Exercise ▸
Count how many lines of the data below contain the string "Library"; the reply should be that number alone.

Dataset records ▸
******************************
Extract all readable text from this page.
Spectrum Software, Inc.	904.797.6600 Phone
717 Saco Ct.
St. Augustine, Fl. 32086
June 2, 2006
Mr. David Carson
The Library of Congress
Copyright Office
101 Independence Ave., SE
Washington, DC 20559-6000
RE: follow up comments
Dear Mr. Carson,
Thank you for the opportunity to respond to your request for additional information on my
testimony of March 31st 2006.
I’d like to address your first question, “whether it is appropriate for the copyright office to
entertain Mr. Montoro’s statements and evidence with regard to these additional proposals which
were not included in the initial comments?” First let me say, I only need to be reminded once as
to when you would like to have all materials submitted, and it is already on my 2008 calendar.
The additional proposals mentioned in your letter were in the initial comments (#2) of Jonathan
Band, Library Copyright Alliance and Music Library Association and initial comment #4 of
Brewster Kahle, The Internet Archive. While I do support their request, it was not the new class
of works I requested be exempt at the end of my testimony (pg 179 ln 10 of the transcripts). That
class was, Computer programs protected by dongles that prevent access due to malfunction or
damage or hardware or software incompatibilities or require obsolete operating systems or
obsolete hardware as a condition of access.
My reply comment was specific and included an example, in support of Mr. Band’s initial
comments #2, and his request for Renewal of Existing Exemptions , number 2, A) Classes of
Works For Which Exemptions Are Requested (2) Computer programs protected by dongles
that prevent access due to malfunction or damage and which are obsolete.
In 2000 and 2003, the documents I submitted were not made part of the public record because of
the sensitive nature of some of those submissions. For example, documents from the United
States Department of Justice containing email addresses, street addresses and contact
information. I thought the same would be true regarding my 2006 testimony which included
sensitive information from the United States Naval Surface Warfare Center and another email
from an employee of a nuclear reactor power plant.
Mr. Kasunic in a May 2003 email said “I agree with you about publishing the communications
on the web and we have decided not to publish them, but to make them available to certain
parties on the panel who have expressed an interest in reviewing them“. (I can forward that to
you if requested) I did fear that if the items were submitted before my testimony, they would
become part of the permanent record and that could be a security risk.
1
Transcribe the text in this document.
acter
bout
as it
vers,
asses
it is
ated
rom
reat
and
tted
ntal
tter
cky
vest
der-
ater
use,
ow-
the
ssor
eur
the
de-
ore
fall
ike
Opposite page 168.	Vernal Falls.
******************************
Result of the task ▸
2